__RECORDS FOR THE TASK__:
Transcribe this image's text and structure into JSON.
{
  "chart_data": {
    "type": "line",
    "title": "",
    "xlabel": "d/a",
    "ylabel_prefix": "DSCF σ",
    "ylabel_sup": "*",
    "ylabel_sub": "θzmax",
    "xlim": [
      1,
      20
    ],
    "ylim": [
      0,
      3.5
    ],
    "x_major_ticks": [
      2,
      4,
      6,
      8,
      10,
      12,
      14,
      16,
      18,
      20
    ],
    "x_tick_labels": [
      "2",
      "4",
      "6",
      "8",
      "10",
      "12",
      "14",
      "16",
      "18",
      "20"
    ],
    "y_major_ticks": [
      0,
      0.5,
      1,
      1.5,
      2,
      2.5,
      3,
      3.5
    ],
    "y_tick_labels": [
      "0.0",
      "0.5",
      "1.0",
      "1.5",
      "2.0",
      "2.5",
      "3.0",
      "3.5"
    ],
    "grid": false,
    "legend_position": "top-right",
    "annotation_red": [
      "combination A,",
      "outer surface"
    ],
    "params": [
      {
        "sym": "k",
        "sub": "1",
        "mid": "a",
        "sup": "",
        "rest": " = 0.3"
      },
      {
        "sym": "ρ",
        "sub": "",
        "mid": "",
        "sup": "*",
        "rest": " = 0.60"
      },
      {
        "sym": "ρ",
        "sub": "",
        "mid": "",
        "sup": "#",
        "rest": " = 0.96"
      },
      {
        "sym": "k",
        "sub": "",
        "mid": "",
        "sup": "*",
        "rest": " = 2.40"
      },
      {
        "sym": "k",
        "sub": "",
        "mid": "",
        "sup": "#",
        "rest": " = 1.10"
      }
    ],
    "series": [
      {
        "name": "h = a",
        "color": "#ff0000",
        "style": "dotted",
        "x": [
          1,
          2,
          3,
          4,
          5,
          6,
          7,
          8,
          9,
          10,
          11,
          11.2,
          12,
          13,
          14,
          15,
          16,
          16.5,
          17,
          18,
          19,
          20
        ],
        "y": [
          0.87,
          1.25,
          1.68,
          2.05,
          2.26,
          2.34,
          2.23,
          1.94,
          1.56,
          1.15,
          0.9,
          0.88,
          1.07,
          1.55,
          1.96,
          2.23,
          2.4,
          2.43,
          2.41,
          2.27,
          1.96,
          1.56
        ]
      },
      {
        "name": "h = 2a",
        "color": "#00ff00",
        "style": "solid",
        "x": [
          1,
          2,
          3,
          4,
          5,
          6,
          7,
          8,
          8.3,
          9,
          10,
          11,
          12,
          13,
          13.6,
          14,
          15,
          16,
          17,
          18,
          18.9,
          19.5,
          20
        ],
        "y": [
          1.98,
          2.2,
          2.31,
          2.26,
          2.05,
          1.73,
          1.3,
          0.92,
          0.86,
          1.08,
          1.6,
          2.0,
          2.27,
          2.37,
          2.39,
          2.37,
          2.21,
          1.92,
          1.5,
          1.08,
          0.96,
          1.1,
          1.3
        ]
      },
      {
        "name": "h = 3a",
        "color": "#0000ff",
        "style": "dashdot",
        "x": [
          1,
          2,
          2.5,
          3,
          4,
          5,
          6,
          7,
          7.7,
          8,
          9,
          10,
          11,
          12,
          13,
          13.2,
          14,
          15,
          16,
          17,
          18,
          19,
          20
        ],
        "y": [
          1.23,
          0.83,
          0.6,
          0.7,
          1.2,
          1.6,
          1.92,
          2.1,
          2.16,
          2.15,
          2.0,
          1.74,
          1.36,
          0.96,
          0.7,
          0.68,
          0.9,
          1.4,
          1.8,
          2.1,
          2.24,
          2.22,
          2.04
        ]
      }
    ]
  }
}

__REQUIREMENT__: Quote the listing in full, please, keeping every line exact.

__FINAL RESULT__:
Transcribe this image's text and structure into JSON.
{
  "chart_data": {
    "type": "line",
    "title": "",
    "xlabel": "d/a",
    "ylabel_prefix": "DSCF σ",
    "ylabel_sup": "*",
    "ylabel_sub": "θzmax",
    "xlim": [
      1,
      20
    ],
    "ylim": [
      0,
      3.5
    ],
    "x_major_ticks": [
      2,
      4,
      6,
      8,
      10,
      12,
      14,
      16,
      18,
      20
    ],
    "x_tick_labels": [
      "2",
      "4",
      "6",
      "8",
      "10",
      "12",
      "14",
      "16",
      "18",
      "20"
    ],
    "y_major_ticks": [
      0,
      0.5,
      1,
      1.5,
      2,
      2.5,
      3,
      3.5
    ],
    "y_tick_labels": [
      "0.0",
      "0.5",
      "1.0",
      "1.5",
      "2.0",
      "2.5",
      "3.0",
      "3.5"
    ],
    "grid": false,
    "legend_position": "top-right",
    "annotation_red": [
      "combination A,",
      "outer surface"
    ],
    "params": [
      {
        "sym": "k",
        "sub": "1",
        "mid": "a",
        "sup": "",
        "rest": " = 0.3"
      },
      {
        "sym": "ρ",
        "sub": "",
        "mid": "",
        "sup": "*",
        "rest": " = 0.60"
      },
      {
        "sym": "ρ",
        "sub": "",
        "mid": "",
        "sup": "#",
        "rest": " = 0.96"
      },
      {
        "sym": "k",
        "sub": "",
        "mid": "",
        "sup": "*",
        "rest": " = 2.40"
      },
      {
        "sym": "k",
        "sub": "",
        "mid": "",
        "sup": "#",
        "rest": " = 1.10"
      }
    ],
    "series": [
      {
        "name": "h = a",
        "color": "#ff0000",
        "style": "dotted",
        "x": [
          1,
          2,
          3,
          4,
          5,
          6,
          7,
          8,
          9,
          10,
          11,
          11.2,
          12,
          13,
          14,
          15,
          16,
          16.5,
          17,
          18,
          19,
          20
        ],
        "y": [
          0.87,
          1.25,
          1.68,
          2.05,
          2.26,
          2.34,
          2.23,
          1.94,
          1.56,
          1.15,
          0.9,
          0.88,
          1.07,
          1.55,
          1.96,
          2.23,
          2.4,
          2.43,
          2.41,
          2.27,
          1.96,
          1.56
        ]
      },
      {
        "name": "h = 2a",
        "color": "#00ff00",
        "style": "solid",
        "x": [
          1,
          2,
          3,
          4,
          5,
          6,
          7,
          8,
          8.3,
          9,
          10,
          11,
          12,
          13,
          13.6,
          14,
          15,
          16,
          17,
          18,
          18.9,
          19.5,
          20
        ],
        "y": [
          1.98,
          2.2,
          2.31,
          2.26,
          2.05,
          1.73,
          1.3,
          0.92,
          0.86,
          1.08,
          1.6,
          2.0,
          2.27,
          2.37,
          2.39,
          2.37,
          2.21,
          1.92,
          1.5,
          1.08,
          0.96,
          1.1,
          1.3
        ]
      },
      {
        "name": "h = 3a",
        "color": "#0000ff",
        "style": "dashdot",
        "x": [
          1,
          2,
          2.5,
          3,
          4,
          5,
          6,
          7,
          7.7,
          8,
          9,
          10,
          11,
          12,
          13,
          13.2,
          14,
          15,
          16,
          17,
          18,
          19,
          20
        ],
        "y": [
          1.23,
          0.83,
          0.6,
          0.7,
          1.2,
          1.6,
          1.92,
          2.1,
          2.16,
          2.15,
          2.0,
          1.74,
          1.36,
          0.96,
          0.7,
          0.68,
          0.9,
          1.4,
          1.8,
          2.1,
          2.24,
          2.22,
          2.04
        ]
      }
    ]
  }
}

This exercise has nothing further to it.